START SOURCE MATERIAL

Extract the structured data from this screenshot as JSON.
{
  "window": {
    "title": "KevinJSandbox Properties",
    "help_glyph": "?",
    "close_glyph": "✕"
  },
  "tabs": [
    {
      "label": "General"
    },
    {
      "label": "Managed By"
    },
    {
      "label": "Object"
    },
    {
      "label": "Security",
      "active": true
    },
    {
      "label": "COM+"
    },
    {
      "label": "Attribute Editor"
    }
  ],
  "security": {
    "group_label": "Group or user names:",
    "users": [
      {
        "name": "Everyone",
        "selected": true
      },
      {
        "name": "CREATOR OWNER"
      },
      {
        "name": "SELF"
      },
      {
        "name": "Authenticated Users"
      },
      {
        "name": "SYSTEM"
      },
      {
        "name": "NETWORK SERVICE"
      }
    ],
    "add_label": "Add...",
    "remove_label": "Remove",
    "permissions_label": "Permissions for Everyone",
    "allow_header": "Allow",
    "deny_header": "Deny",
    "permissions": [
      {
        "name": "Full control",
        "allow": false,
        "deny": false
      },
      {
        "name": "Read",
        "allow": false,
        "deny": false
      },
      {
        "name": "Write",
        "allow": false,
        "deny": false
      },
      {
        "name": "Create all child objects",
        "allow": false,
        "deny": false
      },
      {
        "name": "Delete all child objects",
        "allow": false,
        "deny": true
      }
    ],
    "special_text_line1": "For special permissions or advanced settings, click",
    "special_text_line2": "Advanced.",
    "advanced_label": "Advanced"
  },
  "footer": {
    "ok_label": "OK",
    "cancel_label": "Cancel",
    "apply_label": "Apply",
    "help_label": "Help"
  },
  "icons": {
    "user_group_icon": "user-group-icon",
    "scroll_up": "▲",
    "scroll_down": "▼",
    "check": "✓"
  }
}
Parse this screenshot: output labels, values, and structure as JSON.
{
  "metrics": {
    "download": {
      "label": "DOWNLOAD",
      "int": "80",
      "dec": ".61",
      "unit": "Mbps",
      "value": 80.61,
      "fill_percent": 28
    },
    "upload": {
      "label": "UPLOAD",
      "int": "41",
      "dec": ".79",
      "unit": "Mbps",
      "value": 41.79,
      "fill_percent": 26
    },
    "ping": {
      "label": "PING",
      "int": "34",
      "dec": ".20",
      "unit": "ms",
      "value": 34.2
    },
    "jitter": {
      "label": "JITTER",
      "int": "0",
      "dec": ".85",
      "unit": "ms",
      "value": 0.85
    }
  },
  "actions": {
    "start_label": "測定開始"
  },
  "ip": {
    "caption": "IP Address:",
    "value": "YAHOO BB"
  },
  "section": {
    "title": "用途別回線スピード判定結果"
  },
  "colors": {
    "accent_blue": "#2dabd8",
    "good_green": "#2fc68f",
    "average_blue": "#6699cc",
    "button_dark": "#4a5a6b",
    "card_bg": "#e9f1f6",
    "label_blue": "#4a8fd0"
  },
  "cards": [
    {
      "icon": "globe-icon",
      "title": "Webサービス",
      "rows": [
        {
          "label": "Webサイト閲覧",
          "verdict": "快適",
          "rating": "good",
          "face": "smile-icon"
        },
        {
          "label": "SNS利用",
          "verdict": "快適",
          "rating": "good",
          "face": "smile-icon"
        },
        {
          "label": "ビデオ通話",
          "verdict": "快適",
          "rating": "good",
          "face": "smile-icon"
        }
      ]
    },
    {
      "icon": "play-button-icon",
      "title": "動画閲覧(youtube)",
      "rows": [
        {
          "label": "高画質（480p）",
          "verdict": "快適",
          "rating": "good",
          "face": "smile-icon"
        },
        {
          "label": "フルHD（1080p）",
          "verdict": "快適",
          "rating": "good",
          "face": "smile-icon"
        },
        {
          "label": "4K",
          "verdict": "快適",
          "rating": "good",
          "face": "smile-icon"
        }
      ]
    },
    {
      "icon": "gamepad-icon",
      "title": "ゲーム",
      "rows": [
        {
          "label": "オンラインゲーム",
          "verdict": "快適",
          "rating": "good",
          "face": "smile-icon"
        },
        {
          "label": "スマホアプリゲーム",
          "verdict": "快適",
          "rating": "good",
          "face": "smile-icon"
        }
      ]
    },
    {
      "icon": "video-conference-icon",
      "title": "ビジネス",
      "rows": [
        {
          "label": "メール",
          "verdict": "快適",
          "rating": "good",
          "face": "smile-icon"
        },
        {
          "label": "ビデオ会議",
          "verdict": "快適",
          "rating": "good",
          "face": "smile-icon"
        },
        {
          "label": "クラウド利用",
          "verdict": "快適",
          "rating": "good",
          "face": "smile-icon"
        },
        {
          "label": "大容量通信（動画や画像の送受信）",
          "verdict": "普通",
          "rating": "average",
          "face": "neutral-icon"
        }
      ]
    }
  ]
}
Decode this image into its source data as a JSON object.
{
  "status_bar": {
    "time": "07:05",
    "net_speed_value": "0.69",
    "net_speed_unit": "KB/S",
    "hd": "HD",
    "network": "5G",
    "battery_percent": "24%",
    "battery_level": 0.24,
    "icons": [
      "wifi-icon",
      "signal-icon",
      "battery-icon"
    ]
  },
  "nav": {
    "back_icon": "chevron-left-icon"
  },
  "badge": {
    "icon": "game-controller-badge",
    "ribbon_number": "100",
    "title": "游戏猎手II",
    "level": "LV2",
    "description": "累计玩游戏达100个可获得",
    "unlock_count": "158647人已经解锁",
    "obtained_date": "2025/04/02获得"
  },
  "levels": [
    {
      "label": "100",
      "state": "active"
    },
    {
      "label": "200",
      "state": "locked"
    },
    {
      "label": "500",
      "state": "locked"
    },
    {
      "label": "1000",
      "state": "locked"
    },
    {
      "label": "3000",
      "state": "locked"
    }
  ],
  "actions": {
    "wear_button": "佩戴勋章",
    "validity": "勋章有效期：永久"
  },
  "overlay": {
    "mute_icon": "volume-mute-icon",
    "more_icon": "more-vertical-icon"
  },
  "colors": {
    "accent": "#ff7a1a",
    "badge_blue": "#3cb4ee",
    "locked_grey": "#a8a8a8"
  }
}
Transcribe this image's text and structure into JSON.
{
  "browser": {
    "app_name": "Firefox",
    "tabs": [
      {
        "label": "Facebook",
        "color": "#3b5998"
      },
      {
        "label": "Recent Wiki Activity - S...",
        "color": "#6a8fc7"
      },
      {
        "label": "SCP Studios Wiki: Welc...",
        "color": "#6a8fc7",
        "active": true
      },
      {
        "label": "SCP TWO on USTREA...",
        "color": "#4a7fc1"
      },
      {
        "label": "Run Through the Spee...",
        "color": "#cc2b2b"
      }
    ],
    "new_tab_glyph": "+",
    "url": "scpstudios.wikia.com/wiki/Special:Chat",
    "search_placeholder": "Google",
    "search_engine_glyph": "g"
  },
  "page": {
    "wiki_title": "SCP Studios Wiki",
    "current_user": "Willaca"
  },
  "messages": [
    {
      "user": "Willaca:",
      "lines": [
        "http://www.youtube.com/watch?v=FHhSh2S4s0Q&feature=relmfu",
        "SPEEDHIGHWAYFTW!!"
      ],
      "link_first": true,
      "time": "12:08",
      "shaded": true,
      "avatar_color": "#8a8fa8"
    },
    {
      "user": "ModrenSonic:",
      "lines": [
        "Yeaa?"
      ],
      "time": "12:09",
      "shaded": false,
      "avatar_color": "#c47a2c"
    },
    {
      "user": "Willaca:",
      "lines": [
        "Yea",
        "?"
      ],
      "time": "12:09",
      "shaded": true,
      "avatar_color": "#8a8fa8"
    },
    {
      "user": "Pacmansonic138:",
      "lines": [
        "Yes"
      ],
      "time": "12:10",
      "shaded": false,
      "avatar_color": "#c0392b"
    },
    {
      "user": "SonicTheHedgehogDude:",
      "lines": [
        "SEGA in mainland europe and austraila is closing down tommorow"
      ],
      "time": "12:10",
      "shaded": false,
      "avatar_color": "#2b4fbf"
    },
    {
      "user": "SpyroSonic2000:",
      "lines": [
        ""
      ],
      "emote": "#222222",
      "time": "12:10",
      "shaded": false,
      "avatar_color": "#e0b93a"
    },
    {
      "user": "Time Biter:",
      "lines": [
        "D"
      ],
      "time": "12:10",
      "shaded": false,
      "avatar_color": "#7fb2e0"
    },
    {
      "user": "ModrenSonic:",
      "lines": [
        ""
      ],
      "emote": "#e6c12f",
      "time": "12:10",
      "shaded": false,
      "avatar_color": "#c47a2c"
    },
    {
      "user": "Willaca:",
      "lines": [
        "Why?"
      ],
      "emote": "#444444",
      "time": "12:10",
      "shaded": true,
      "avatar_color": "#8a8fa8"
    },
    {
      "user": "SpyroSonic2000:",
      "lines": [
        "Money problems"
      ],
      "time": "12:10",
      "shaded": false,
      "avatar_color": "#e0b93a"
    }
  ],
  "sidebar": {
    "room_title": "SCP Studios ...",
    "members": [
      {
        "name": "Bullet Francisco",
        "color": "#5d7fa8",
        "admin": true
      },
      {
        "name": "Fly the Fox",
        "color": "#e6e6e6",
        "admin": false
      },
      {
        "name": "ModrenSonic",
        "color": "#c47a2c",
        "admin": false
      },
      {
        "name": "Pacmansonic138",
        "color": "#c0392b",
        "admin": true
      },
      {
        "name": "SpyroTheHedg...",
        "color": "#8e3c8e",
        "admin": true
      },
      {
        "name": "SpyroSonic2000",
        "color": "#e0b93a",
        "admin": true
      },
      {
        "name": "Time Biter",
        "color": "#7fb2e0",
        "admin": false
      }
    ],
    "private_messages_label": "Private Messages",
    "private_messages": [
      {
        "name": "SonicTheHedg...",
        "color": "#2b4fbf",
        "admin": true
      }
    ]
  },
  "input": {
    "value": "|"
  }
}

END SOURCE MATERIAL

- **DESCRIPTION OF THE TASK**:
Go through the listing above and list every line that has the word "objects".

- **SOLUTION TO THIS TASK**:
        "name": "Create all child objects",
        "name": "Delete all child objects",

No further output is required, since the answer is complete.